[Task description]
Of the lines in this material, how many contain "Transformar"? Answer with a single number only.

[Entries supplied]
++++++++
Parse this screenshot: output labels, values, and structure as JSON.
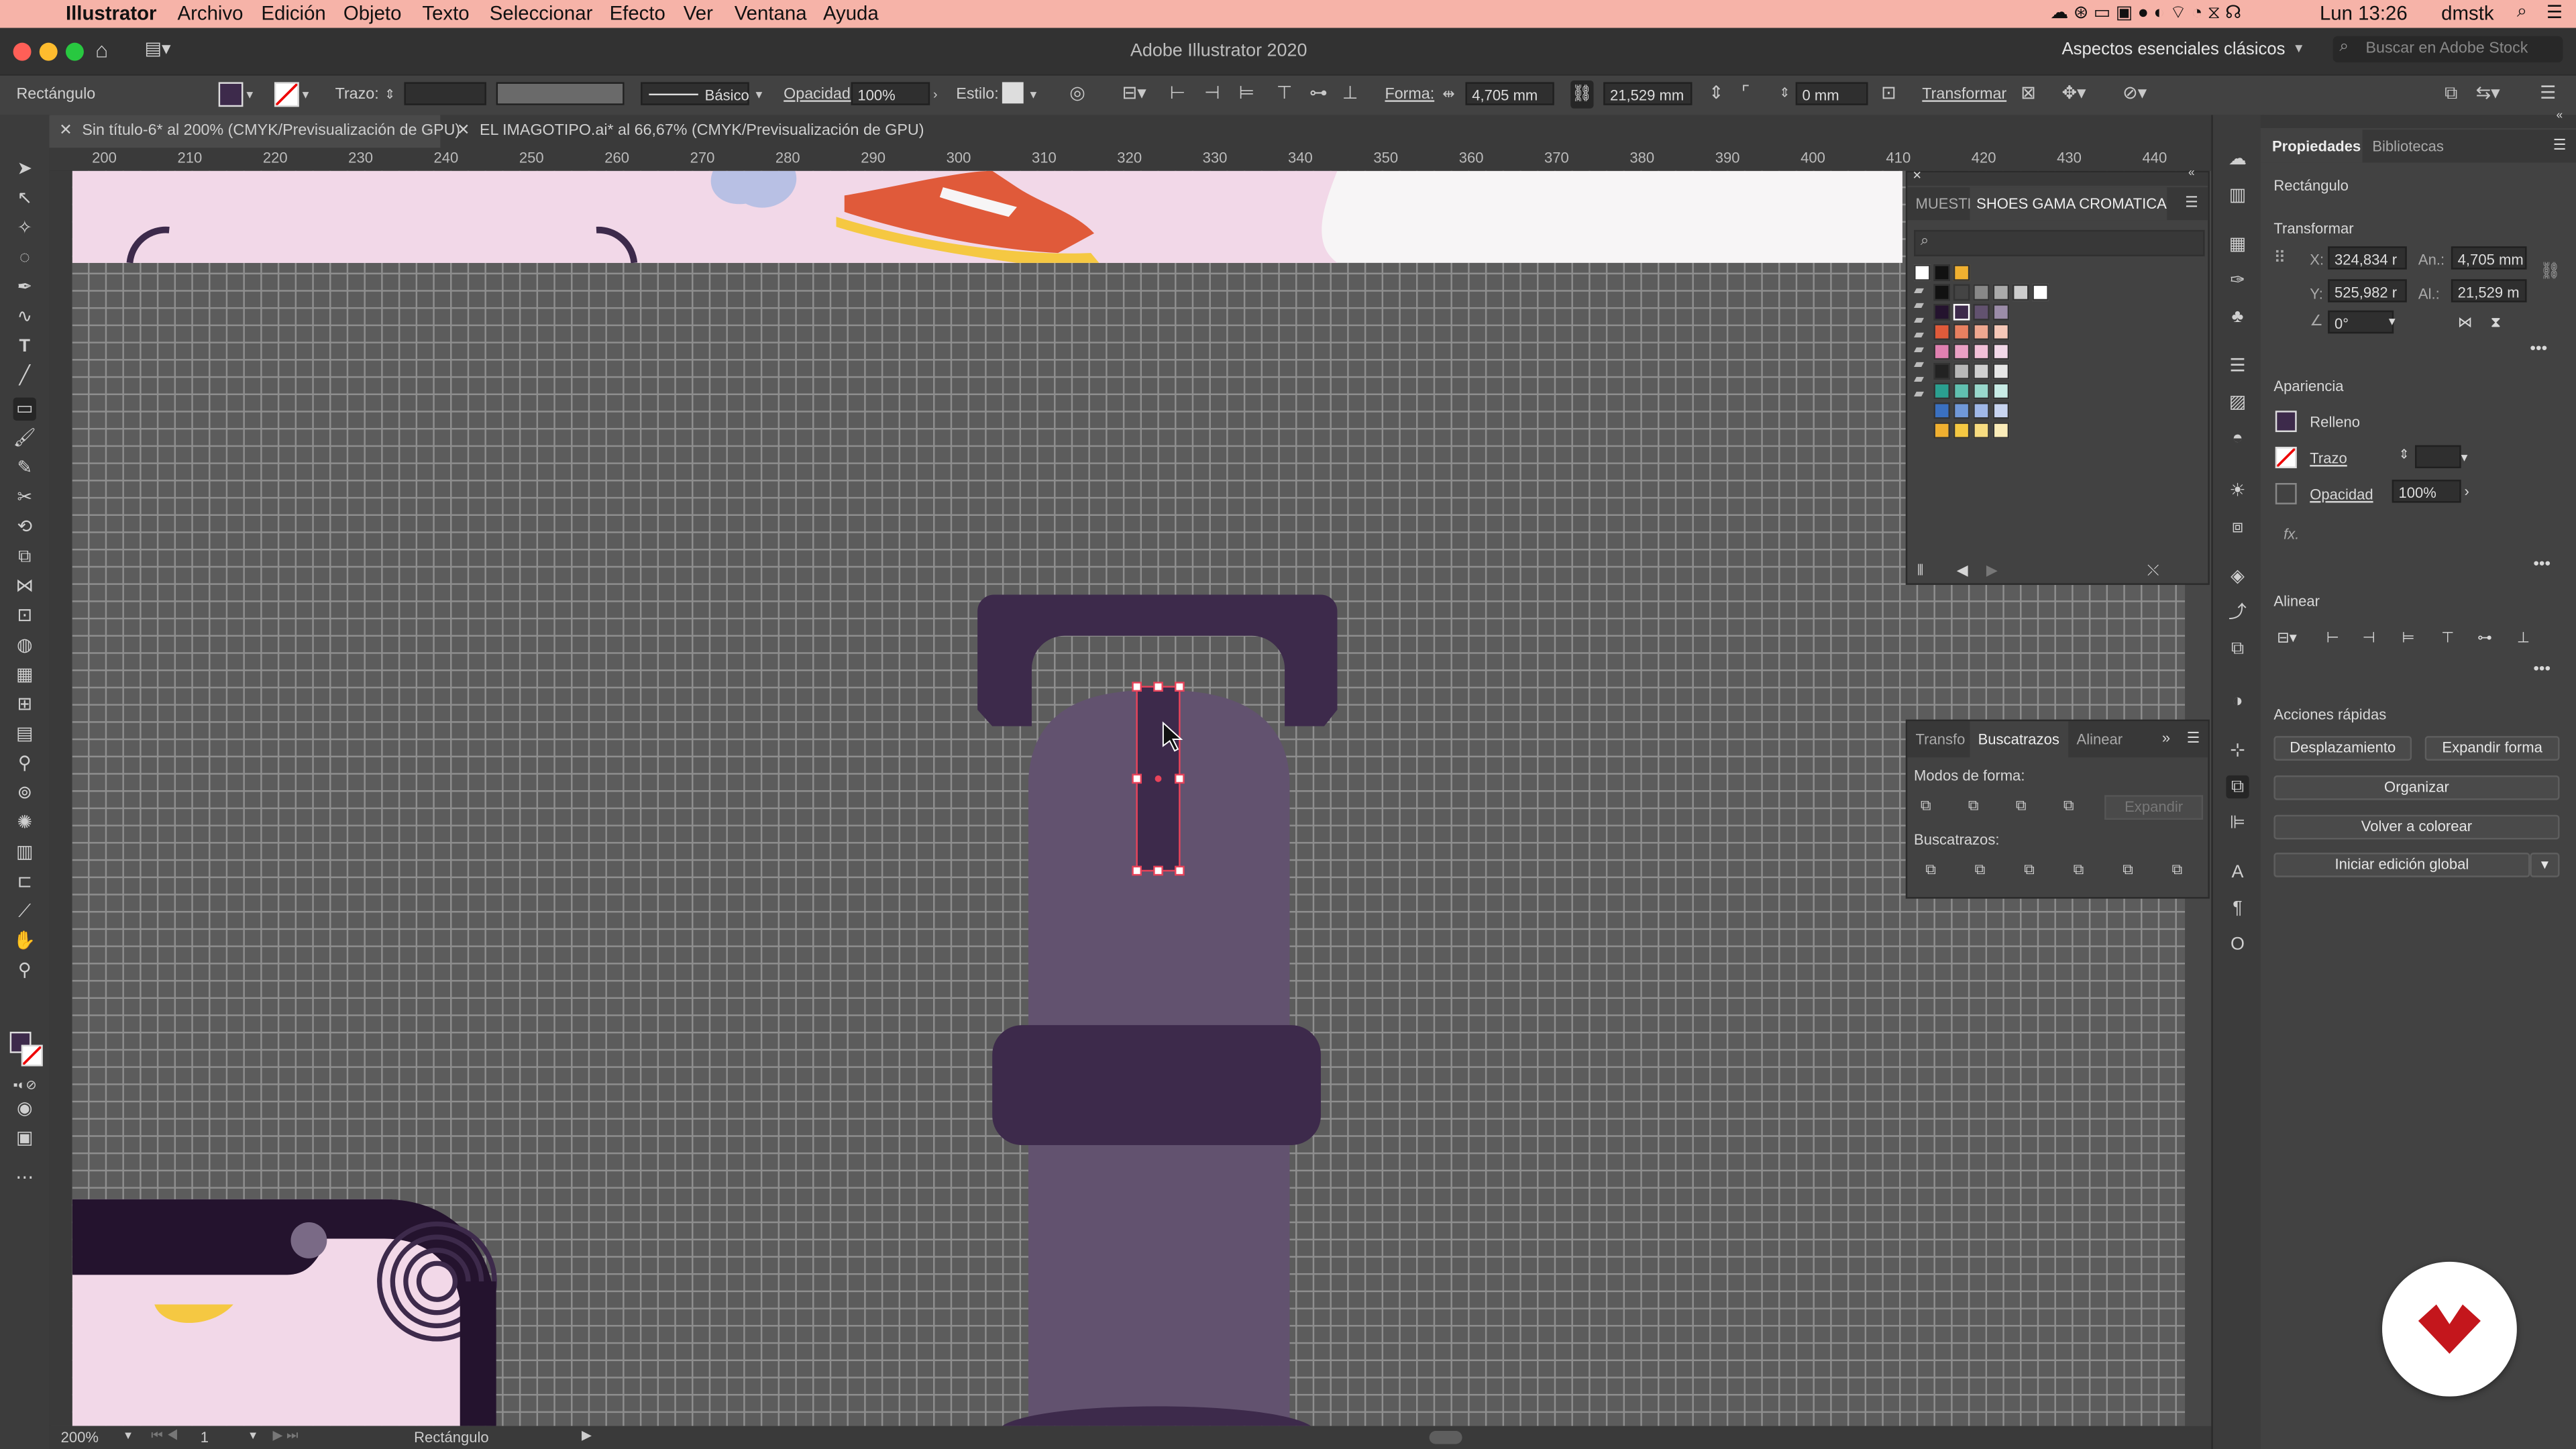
{
  "menubar": {
    "apple": "",
    "app": "Illustrator",
    "items": [
      "Archivo",
      "Edición",
      "Objeto",
      "Texto",
      "Seleccionar",
      "Efecto",
      "Ver",
      "Ventana",
      "Ayuda"
    ],
    "clock": "Lun 13:26",
    "user": "dmstk"
  },
  "titlebar": {
    "title": "Adobe Illustrator 2020",
    "workspace": "Aspectos esenciales clásicos",
    "search_placeholder": "Buscar en Adobe Stock"
  },
  "control": {
    "object_type": "Rectángulo",
    "stroke_label": "Trazo:",
    "brush_label": "Básico",
    "opacity_label": "Opacidad:",
    "opacity_value": "100%",
    "style_label": "Estilo:",
    "shape_label": "Forma:",
    "width_value": "4,705 mm",
    "height_value": "21,529 mm",
    "corner_value": "0 mm",
    "transform_label": "Transformar"
  },
  "tabs": [
    {
      "label": "Sin título-6* al 200% (CMYK/Previsualización de GPU)"
    },
    {
      "label": "EL IMAGOTIPO.ai* al 66,67% (CMYK/Previsualización de GPU)"
    }
  ],
  "ruler": [
    "200",
    "210",
    "220",
    "230",
    "240",
    "250",
    "260",
    "270",
    "280",
    "290",
    "300",
    "310",
    "320",
    "330",
    "340",
    "350",
    "360",
    "370",
    "380",
    "390",
    "400",
    "410",
    "420",
    "430",
    "440"
  ],
  "status": {
    "zoom": "200%",
    "artboard": "1",
    "tool": "Rectángulo"
  },
  "swatches_panel": {
    "tab_short": "MUESTF",
    "tab_active": "SHOES GAMA CROMATICA"
  },
  "pathfinder_panel": {
    "tab_transform": "Transfo",
    "tab_active": "Buscatrazos",
    "tab_align": "Alinear",
    "shape_modes_label": "Modos de forma:",
    "expand_label": "Expandir",
    "pathfinders_label": "Buscatrazos:"
  },
  "properties": {
    "tab_active": "Propiedades",
    "tab_libraries": "Bibliotecas",
    "object_type": "Rectángulo",
    "transform_header": "Transformar",
    "x_label": "X:",
    "x_value": "324,834 r",
    "y_label": "Y:",
    "y_value": "525,982 r",
    "w_label": "An.:",
    "w_value": "4,705 mm",
    "h_label": "Al.:",
    "h_value": "21,529 m",
    "angle_value": "0°",
    "appearance_header": "Apariencia",
    "fill_label": "Relleno",
    "stroke_label": "Trazo",
    "opacity_label": "Opacidad",
    "opacity_value": "100%",
    "fx_label": "fx.",
    "align_header": "Alinear",
    "quick_actions_header": "Acciones rápidas",
    "btn_offset": "Desplazamiento",
    "btn_expand": "Expandir forma",
    "btn_arrange": "Organizar",
    "btn_recolor": "Volver a colorear",
    "btn_global_edit": "Iniciar edición global"
  },
  "colors": {
    "menubar": "#f6b3a8",
    "dark_purple": "#3d2a4b",
    "mid_purple": "#62526f",
    "selection": "#e8435a",
    "pink_bg": "#f2d8e8",
    "orange_red": "#e05a3a",
    "yellow": "#f5c842",
    "logo_red": "#c4161c"
  }
}
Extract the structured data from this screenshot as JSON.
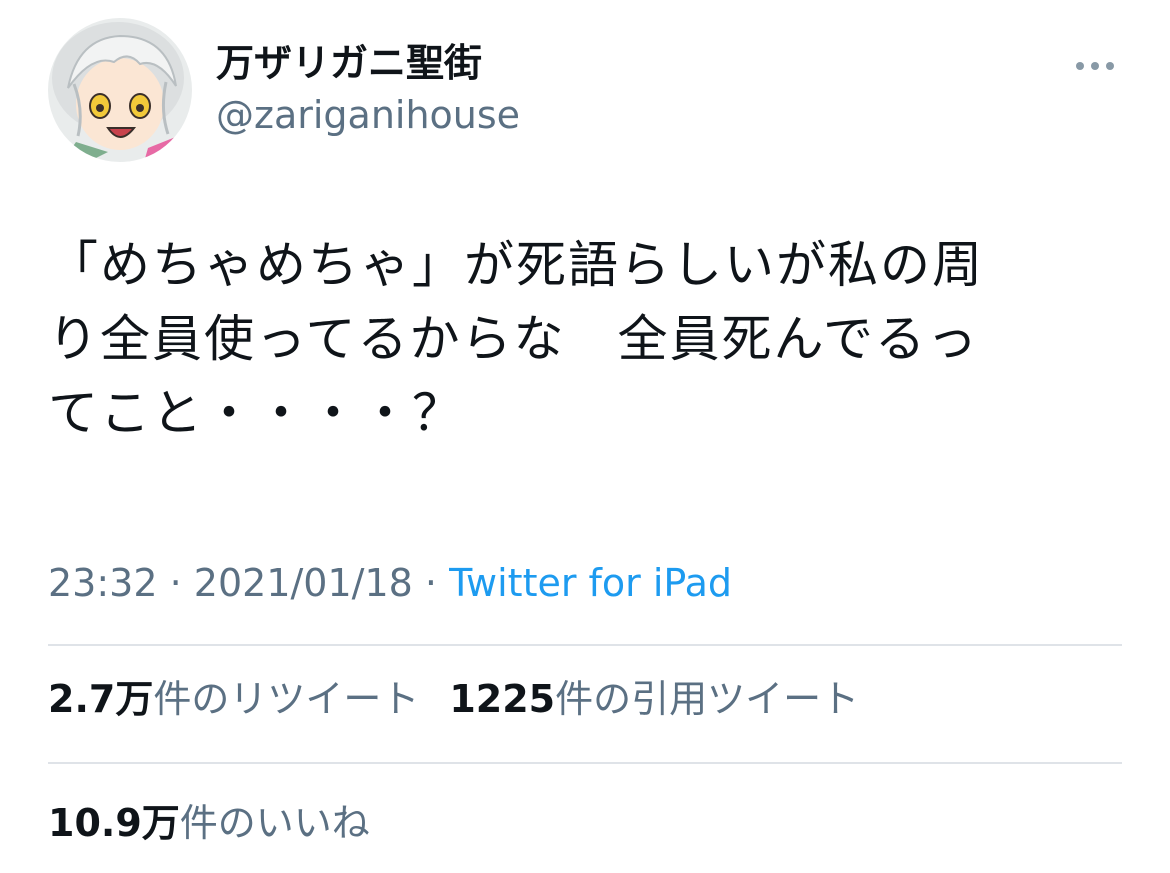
{
  "user": {
    "display_name": "万ザリガニ聖街",
    "handle": "@zariganihouse",
    "avatar_icon": "character-avatar-icon"
  },
  "menu": {
    "icon": "more-options-icon"
  },
  "tweet": {
    "text": "「めちゃめちゃ」が死語らしいが私の周\nり全員使ってるからな　全員死んでるっ\nてこと・・・・？",
    "time": "23:32",
    "separator": "·",
    "date": "2021/01/18",
    "source": "Twitter for iPad"
  },
  "stats": {
    "retweets": {
      "count": "2.7万",
      "label": "件のリツイート"
    },
    "quotes": {
      "count": "1225",
      "label": "件の引用ツイート"
    },
    "likes": {
      "count": "10.9万",
      "label": "件のいいね"
    }
  },
  "colors": {
    "text": "#0f1419",
    "secondary": "#5b7083",
    "link": "#1d9bf0",
    "divider": "#dfe3e8"
  }
}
++++++++
[Answer to the exercise]
2